## TASK OBJECTIVE
Omit every picture, then give all the entries again exactly.

## Recorded data
────────────────────
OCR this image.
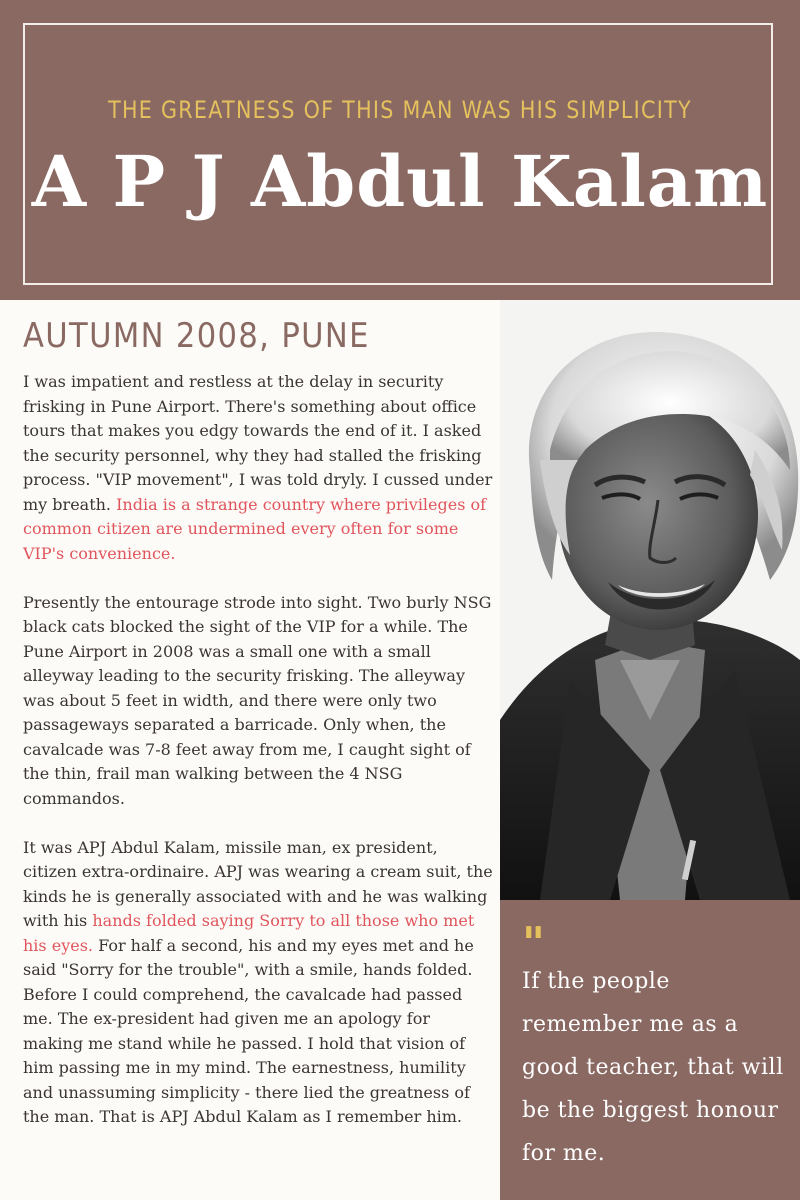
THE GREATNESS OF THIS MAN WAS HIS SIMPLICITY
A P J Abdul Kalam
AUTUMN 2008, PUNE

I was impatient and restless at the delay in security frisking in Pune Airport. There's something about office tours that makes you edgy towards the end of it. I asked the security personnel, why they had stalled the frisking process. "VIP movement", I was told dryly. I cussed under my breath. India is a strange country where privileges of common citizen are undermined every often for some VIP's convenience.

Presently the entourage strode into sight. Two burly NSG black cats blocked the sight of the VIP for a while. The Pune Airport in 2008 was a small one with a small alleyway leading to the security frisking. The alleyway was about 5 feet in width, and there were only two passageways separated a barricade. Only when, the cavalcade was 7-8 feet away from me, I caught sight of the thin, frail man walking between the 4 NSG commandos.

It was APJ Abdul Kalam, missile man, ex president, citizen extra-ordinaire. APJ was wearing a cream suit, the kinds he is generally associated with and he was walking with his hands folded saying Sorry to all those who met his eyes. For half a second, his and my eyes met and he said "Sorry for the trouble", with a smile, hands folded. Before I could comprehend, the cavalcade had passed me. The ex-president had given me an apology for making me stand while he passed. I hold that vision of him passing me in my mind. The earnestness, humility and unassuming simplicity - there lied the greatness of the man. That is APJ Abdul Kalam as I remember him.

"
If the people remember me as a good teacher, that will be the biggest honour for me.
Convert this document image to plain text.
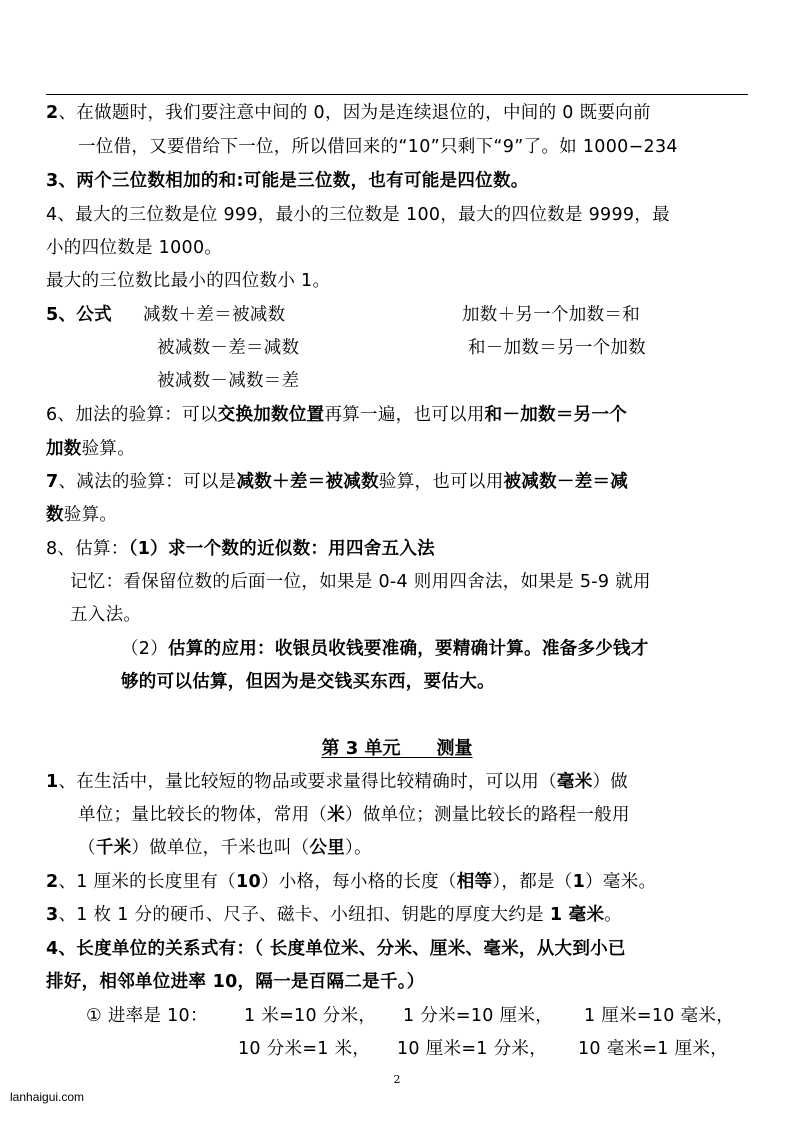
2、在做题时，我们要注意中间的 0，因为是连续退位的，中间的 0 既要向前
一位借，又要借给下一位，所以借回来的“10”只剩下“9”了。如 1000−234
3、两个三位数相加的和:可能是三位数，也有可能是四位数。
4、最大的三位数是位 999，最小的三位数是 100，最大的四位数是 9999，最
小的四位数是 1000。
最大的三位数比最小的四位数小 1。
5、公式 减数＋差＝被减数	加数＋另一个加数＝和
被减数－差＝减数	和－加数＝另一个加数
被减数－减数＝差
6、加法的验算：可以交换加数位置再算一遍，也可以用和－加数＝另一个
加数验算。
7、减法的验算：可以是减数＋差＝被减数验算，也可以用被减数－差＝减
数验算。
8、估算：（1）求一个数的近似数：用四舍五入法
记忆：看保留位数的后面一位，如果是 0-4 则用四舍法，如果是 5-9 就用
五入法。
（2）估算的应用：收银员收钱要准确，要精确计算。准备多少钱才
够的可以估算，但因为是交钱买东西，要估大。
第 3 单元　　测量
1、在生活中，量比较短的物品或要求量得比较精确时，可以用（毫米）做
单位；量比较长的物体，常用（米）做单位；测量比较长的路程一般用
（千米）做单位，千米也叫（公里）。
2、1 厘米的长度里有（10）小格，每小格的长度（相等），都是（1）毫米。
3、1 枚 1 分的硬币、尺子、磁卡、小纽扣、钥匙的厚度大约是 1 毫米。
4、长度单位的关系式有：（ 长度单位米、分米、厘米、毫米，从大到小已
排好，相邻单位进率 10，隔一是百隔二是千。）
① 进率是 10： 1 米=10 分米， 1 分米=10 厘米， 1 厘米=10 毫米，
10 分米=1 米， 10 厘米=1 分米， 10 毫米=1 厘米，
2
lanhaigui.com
────────────────────
## RESPONSE TO THE TASK
OCR this image.
THE GREATNESS OF THIS MAN WAS HIS SIMPLICITY
A P J Abdul Kalam
AUTUMN 2008, PUNE

I was impatient and restless at the delay in security frisking in Pune Airport. There's something about office tours that makes you edgy towards the end of it. I asked the security personnel, why they had stalled the frisking process. "VIP movement", I was told dryly. I cussed under my breath. India is a strange country where privileges of common citizen are undermined every often for some VIP's convenience.

Presently the entourage strode into sight. Two burly NSG black cats blocked the sight of the VIP for a while. The Pune Airport in 2008 was a small one with a small alleyway leading to the security frisking. The alleyway was about 5 feet in width, and there were only two passageways separated a barricade. Only when, the cavalcade was 7-8 feet away from me, I caught sight of the thin, frail man walking between the 4 NSG commandos.

It was APJ Abdul Kalam, missile man, ex president, citizen extra-ordinaire. APJ was wearing a cream suit, the kinds he is generally associated with and he was walking with his hands folded saying Sorry to all those who met his eyes. For half a second, his and my eyes met and he said "Sorry for the trouble", with a smile, hands folded. Before I could comprehend, the cavalcade had passed me. The ex-president had given me an apology for making me stand while he passed. I hold that vision of him passing me in my mind. The earnestness, humility and unassuming simplicity - there lied the greatness of the man. That is APJ Abdul Kalam as I remember him.

"
If the people remember me as a good teacher, that will be the biggest honour for me.
Convert this document image to plain text.
2、在做题时，我们要注意中间的 0，因为是连续退位的，中间的 0 既要向前
一位借，又要借给下一位，所以借回来的“10”只剩下“9”了。如 1000−234
3、两个三位数相加的和:可能是三位数，也有可能是四位数。
4、最大的三位数是位 999，最小的三位数是 100，最大的四位数是 9999，最
小的四位数是 1000。
最大的三位数比最小的四位数小 1。
5、公式 减数＋差＝被减数	加数＋另一个加数＝和
被减数－差＝减数	和－加数＝另一个加数
被减数－减数＝差
6、加法的验算：可以交换加数位置再算一遍，也可以用和－加数＝另一个
加数验算。
7、减法的验算：可以是减数＋差＝被减数验算，也可以用被减数－差＝减
数验算。
8、估算：（1）求一个数的近似数：用四舍五入法
记忆：看保留位数的后面一位，如果是 0-4 则用四舍法，如果是 5-9 就用
五入法。
（2）估算的应用：收银员收钱要准确，要精确计算。准备多少钱才
够的可以估算，但因为是交钱买东西，要估大。
第 3 单元　　测量
1、在生活中，量比较短的物品或要求量得比较精确时，可以用（毫米）做
单位；量比较长的物体，常用（米）做单位；测量比较长的路程一般用
（千米）做单位，千米也叫（公里）。
2、1 厘米的长度里有（10）小格，每小格的长度（相等），都是（1）毫米。
3、1 枚 1 分的硬币、尺子、磁卡、小纽扣、钥匙的厚度大约是 1 毫米。
4、长度单位的关系式有：（ 长度单位米、分米、厘米、毫米，从大到小已
排好，相邻单位进率 10，隔一是百隔二是千。）
① 进率是 10： 1 米=10 分米， 1 分米=10 厘米， 1 厘米=10 毫米，
10 分米=1 米， 10 厘米=1 分米， 10 毫米=1 厘米，
2
lanhaigui.com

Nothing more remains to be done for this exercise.